(THE PROBLEM): Pick every line with "Cerise" from the material below.

________________________

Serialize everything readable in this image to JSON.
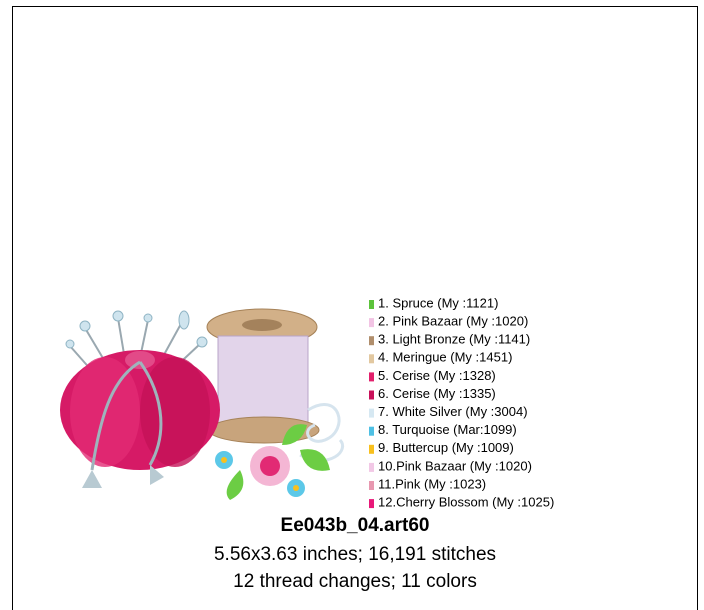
{
  "design": {
    "title": "Ee043b_04.art60",
    "size_line": "5.56x3.63 inches; 16,191 stitches",
    "changes_line": "12 thread changes; 11 colors",
    "threads": [
      {
        "text": "1.  Spruce (My :1121)",
        "color": "#5cc33b"
      },
      {
        "text": "2.  Pink Bazaar (My :1020)",
        "color": "#f2c4e4"
      },
      {
        "text": "3.  Light Bronze (My :1141)",
        "color": "#b08e6c"
      },
      {
        "text": "4.  Meringue (My :1451)",
        "color": "#e2c8a0"
      },
      {
        "text": "5.  Cerise (My :1328)",
        "color": "#e2206c"
      },
      {
        "text": "6.  Cerise (My :1335)",
        "color": "#c8105a"
      },
      {
        "text": "7.  White Silver (My :3004)",
        "color": "#d6e8f2"
      },
      {
        "text": "8.  Turquoise (Mar:1099)",
        "color": "#4ec0e4"
      },
      {
        "text": "9.  Buttercup (My :1009)",
        "color": "#f8c01e"
      },
      {
        "text": "10.Pink Bazaar (My :1020)",
        "color": "#f2c8e6"
      },
      {
        "text": "11.Pink (My :1023)",
        "color": "#e898b0"
      },
      {
        "text": "12.Cherry Blossom (My :1025)",
        "color": "#e81878"
      }
    ]
  }
}
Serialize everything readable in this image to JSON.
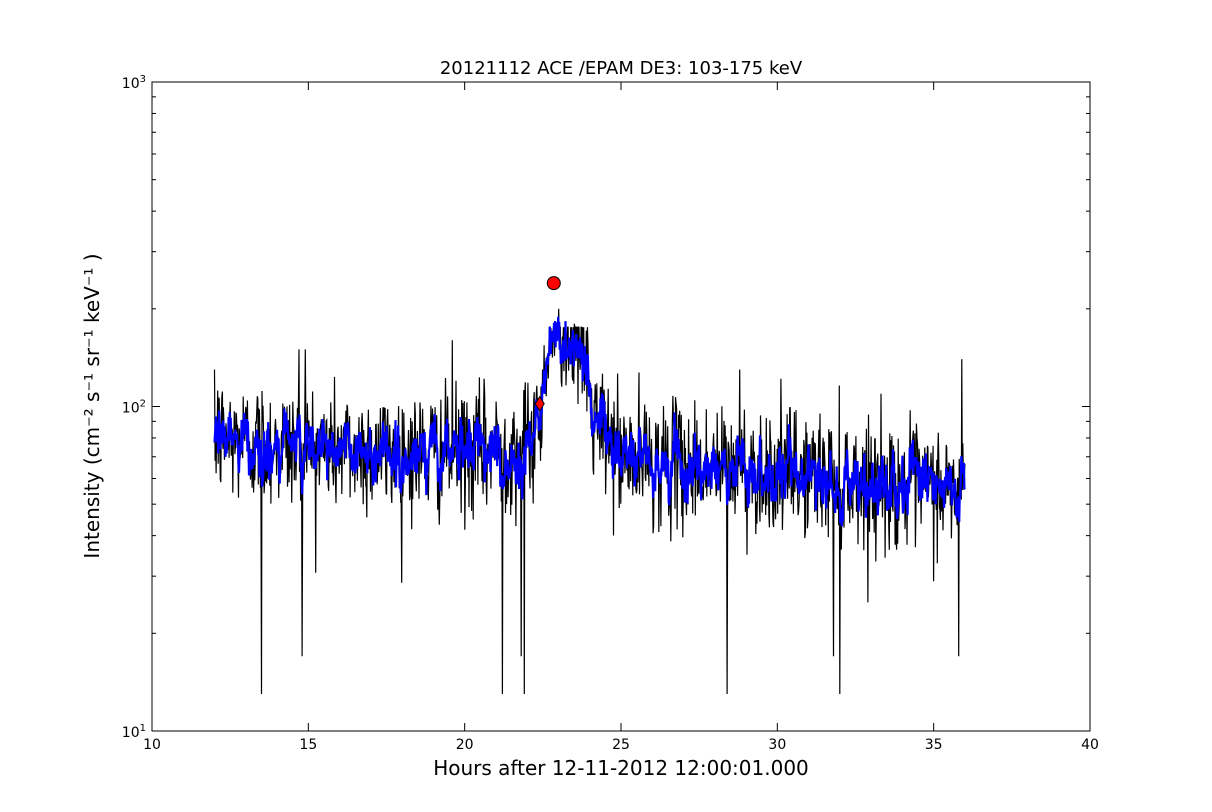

________________________

(OUTPUT FOR THIS TASK):
        "text": "5.  Cerise (My :1328)",
        "text": "6.  Cerise (My :1335)",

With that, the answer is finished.